(Work to be completed): Work out how many lines hold "deportation". Give the number and nothing else.

— Begin Dataset content —

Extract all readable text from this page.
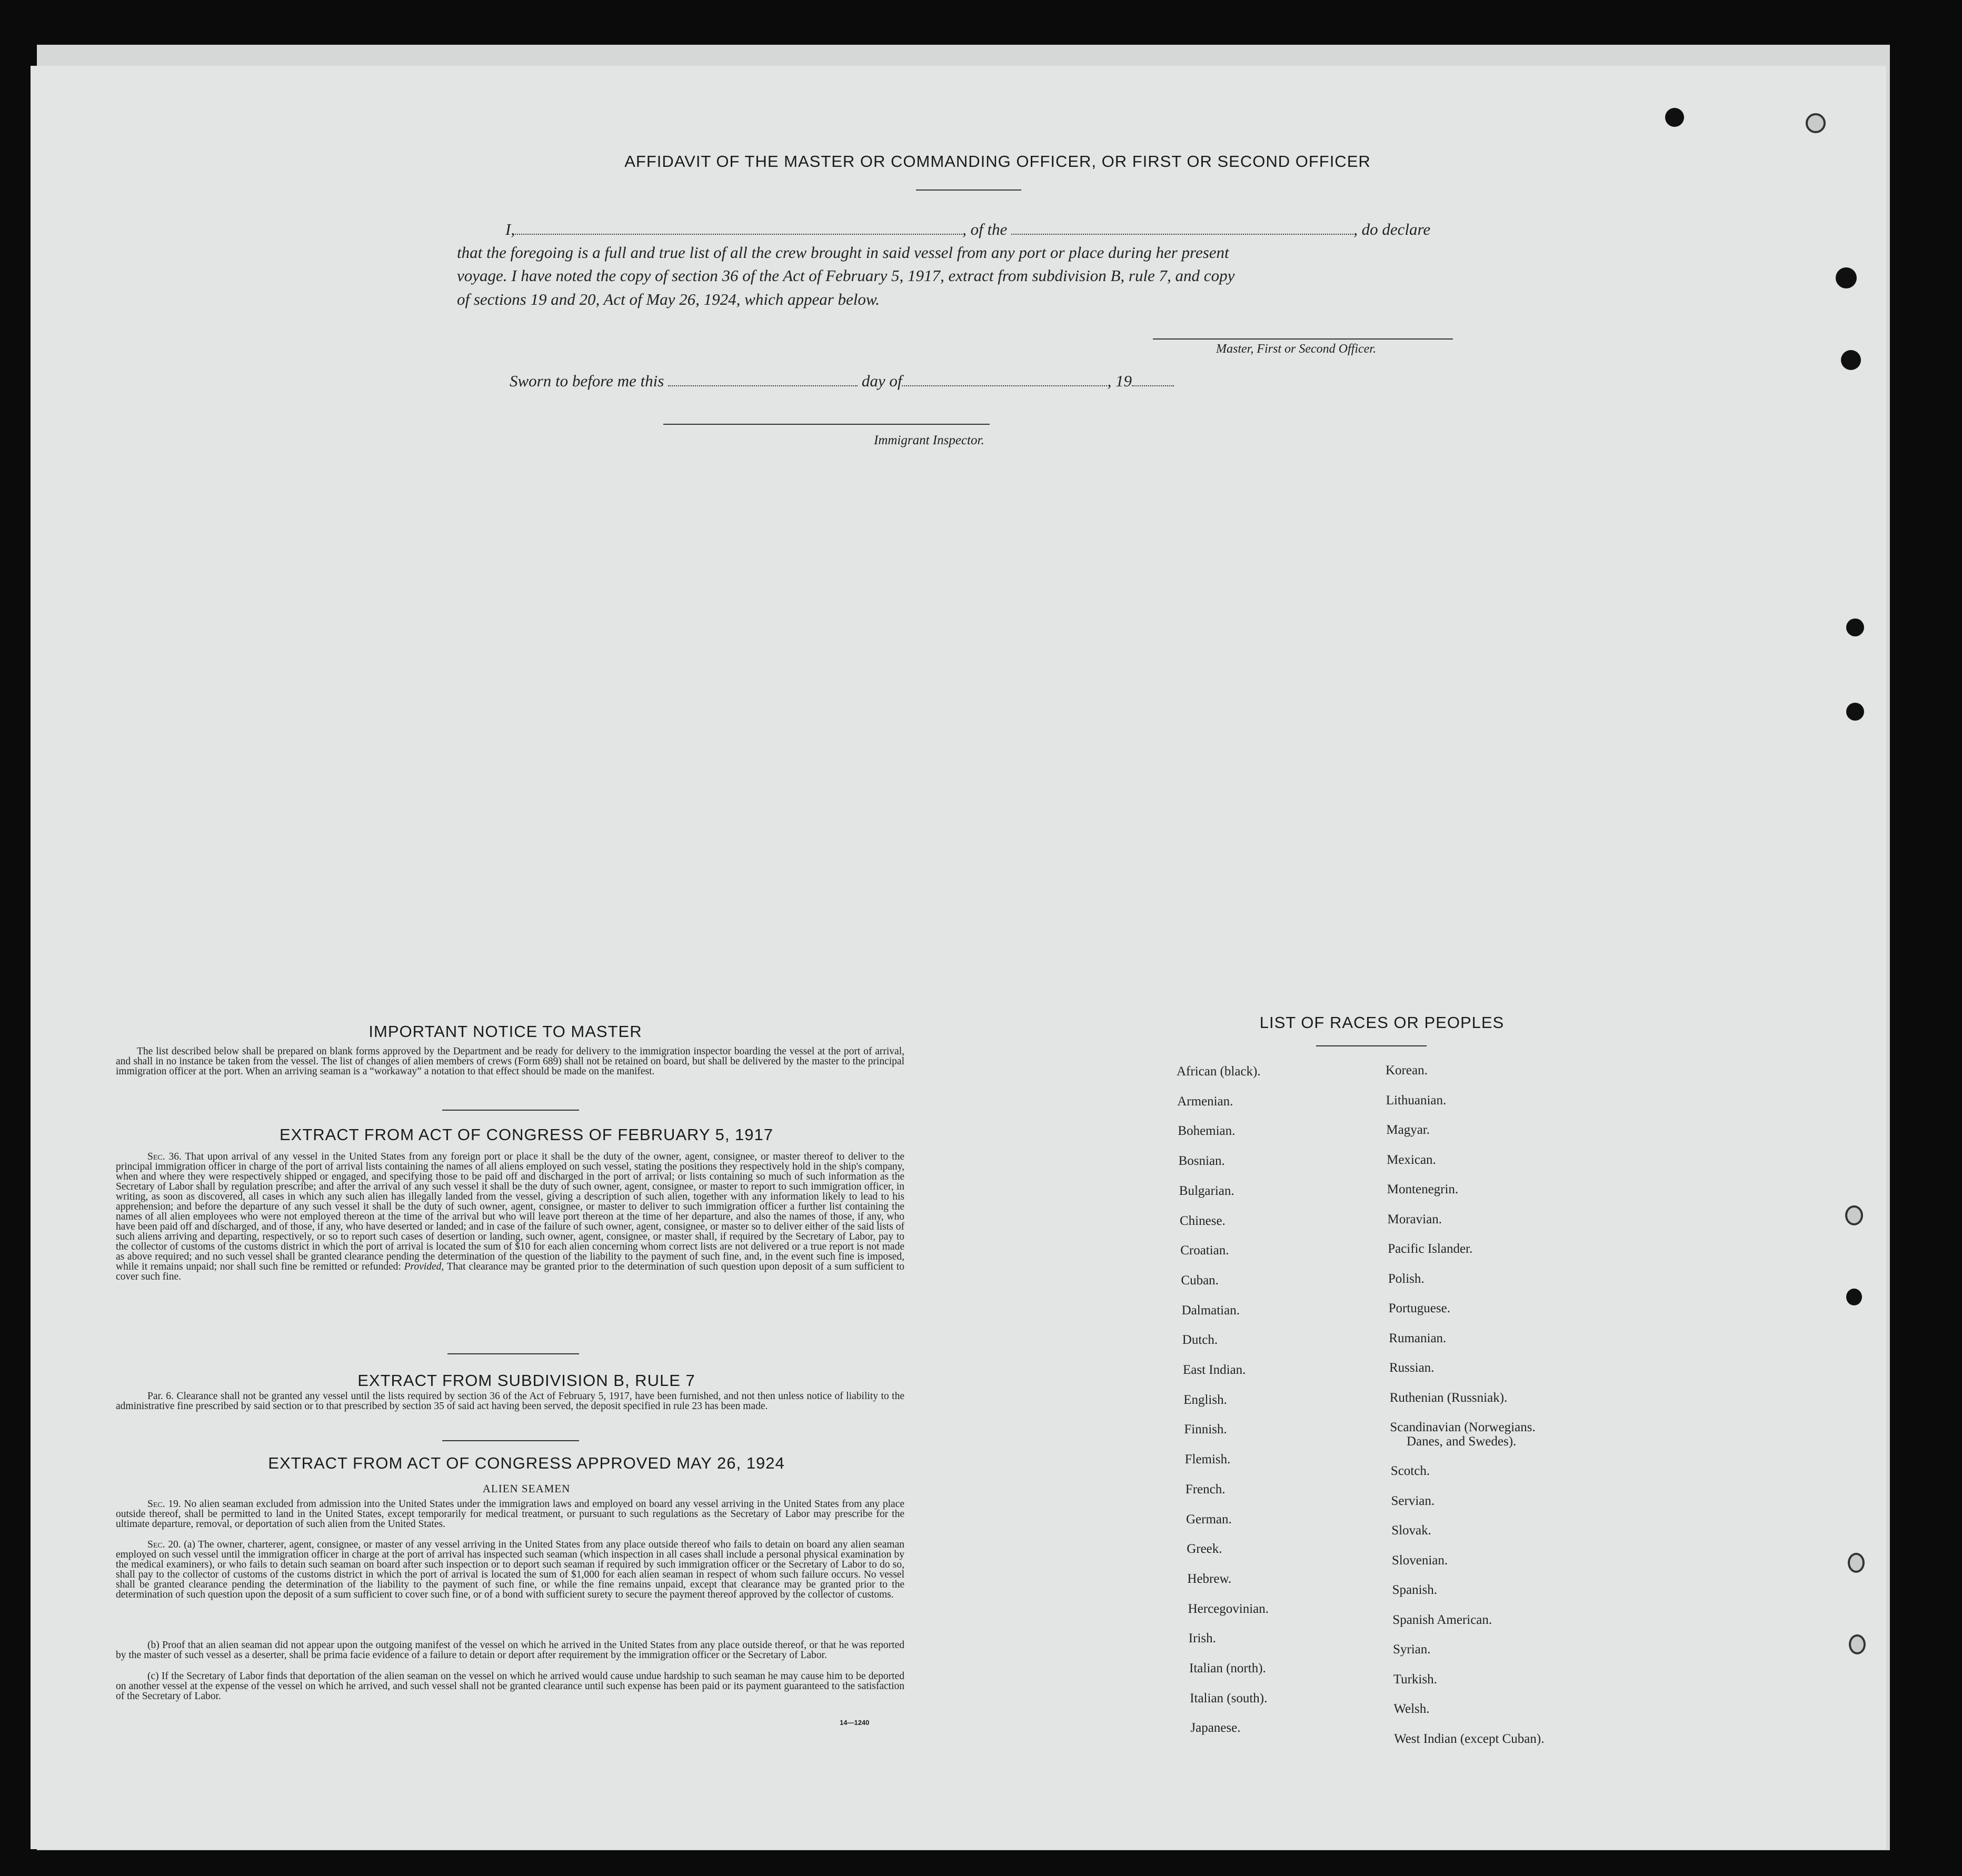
AFFIDAVIT OF THE MASTER OR COMMANDING OFFICER, OR FIRST OR SECOND OFFICER
I,	, of the	, do declare
that the foregoing is a full and true list of all the crew brought in said vessel from any port or place during her present
voyage. I have noted the copy of section 36 of the Act of February 5, 1917, extract from subdivision B, rule 7, and copy
of sections 19 and 20, Act of May 26, 1924, which appear below.
Master, First or Second Officer.
Sworn to before me this	day of	, 19
Immigrant Inspector.
IMPORTANT NOTICE TO MASTER
The list described below shall be prepared on blank forms approved by the Department and be ready for delivery to the immigration inspector boarding the vessel at the port of arrival, and shall in no instance be taken from the vessel. The list of changes of alien members of crews (Form 689) shall not be retained on board, but shall be delivered by the master to the principal immigration officer at the port. When an arriving seaman is a “workaway” a notation to that effect should be made on the manifest.
EXTRACT FROM ACT OF CONGRESS OF FEBRUARY 5, 1917
Sec. 36. That upon arrival of any vessel in the United States from any foreign port or place it shall be the duty of the owner, agent, consignee, or master thereof to deliver to the principal immigration officer in charge of the port of arrival lists containing the names of all aliens employed on such vessel, stating the positions they respectively hold in the ship's company, when and where they were respectively shipped or engaged, and specifying those to be paid off and discharged in the port of arrival; or lists containing so much of such information as the Secretary of Labor shall by regulation prescribe; and after the arrival of any such vessel it shall be the duty of such owner, agent, consignee, or master to report to such immigration officer, in writing, as soon as discovered, all cases in which any such alien has illegally landed from the vessel, giving a description of such alien, together with any information likely to lead to his apprehension; and before the departure of any such vessel it shall be the duty of such owner, agent, consignee, or master to deliver to such immigration officer a further list containing the names of all alien employees who were not employed thereon at the time of the arrival but who will leave port thereon at the time of her departure, and also the names of those, if any, who have been paid off and discharged, and of those, if any, who have deserted or landed; and in case of the failure of such owner, agent, consignee, or master so to deliver either of the said lists of such aliens arriving and departing, respectively, or so to report such cases of desertion or landing, such owner, agent, consignee, or master shall, if required by the Secretary of Labor, pay to the collector of customs of the customs district in which the port of arrival is located the sum of $10 for each alien concerning whom correct lists are not delivered or a true report is not made as above required; and no such vessel shall be granted clearance pending the determination of the question of the liability to the payment of such fine, and, in the event such fine is imposed, while it remains unpaid; nor shall such fine be remitted or refunded: Provided, That clearance may be granted prior to the determination of such question upon deposit of a sum sufficient to cover such fine.
EXTRACT FROM SUBDIVISION B, RULE 7
Par. 6. Clearance shall not be granted any vessel until the lists required by section 36 of the Act of February 5, 1917, have been furnished, and not then unless notice of liability to the administrative fine prescribed by said section or to that prescribed by section 35 of said act having been served, the deposit specified in rule 23 has been made.
EXTRACT FROM ACT OF CONGRESS APPROVED MAY 26, 1924
ALIEN SEAMEN
Sec. 19. No alien seaman excluded from admission into the United States under the immigration laws and employed on board any vessel arriving in the United States from any place outside thereof, shall be permitted to land in the United States, except temporarily for medical treatment, or pursuant to such regulations as the Secretary of Labor may prescribe for the ultimate departure, removal, or deportation of such alien from the United States.
Sec. 20. (a) The owner, charterer, agent, consignee, or master of any vessel arriving in the United States from any place outside thereof who fails to detain on board any alien seaman employed on such vessel until the immigration officer in charge at the port of arrival has inspected such seaman (which inspection in all cases shall include a personal physical examination by the medical examiners), or who fails to detain such seaman on board after such inspection or to deport such seaman if required by such immigration officer or the Secretary of Labor to do so, shall pay to the collector of customs of the customs district in which the port of arrival is located the sum of $1,000 for each alien seaman in respect of whom such failure occurs. No vessel shall be granted clearance pending the determination of the liability to the payment of such fine, or while the fine remains unpaid, except that clearance may be granted prior to the determination of such question upon the deposit of a sum sufficient to cover such fine, or of a bond with sufficient surety to secure the payment thereof approved by the collector of customs.
(b) Proof that an alien seaman did not appear upon the outgoing manifest of the vessel on which he arrived in the United States from any place outside thereof, or that he was reported by the master of such vessel as a deserter, shall be prima facie evidence of a failure to detain or deport after requirement by the immigration officer or the Secretary of Labor.
(c) If the Secretary of Labor finds that deportation of the alien seaman on the vessel on which he arrived would cause undue hardship to such seaman he may cause him to be deported on another vessel at the expense of the vessel on which he arrived, and such vessel shall not be granted clearance until such expense has been paid or its payment guaranteed to the satisfaction of the Secretary of Labor.
14—1240
LIST OF RACES OR PEOPLES
African (black).
Armenian.
Bohemian.
Bosnian.
Bulgarian.
Chinese.
Croatian.
Cuban.
Dalmatian.
Dutch.
East Indian.
English.
Finnish.
Flemish.
French.
German.
Greek.
Hebrew.
Hercegovinian.
Irish.
Italian (north).
Italian (south).
Japanese.
Korean.
Lithuanian.
Magyar.
Mexican.
Montenegrin.
Moravian.
Pacific Islander.
Polish.
Portuguese.
Rumanian.
Russian.
Ruthenian (Russniak).
Scandinavian (Norwegians.
Danes, and Swedes).
Scotch.
Servian.
Slovak.
Slovenian.
Spanish.
Spanish American.
Syrian.
Turkish.
Welsh.
West Indian (except Cuban).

— End Dataset content —

(Right answer): 2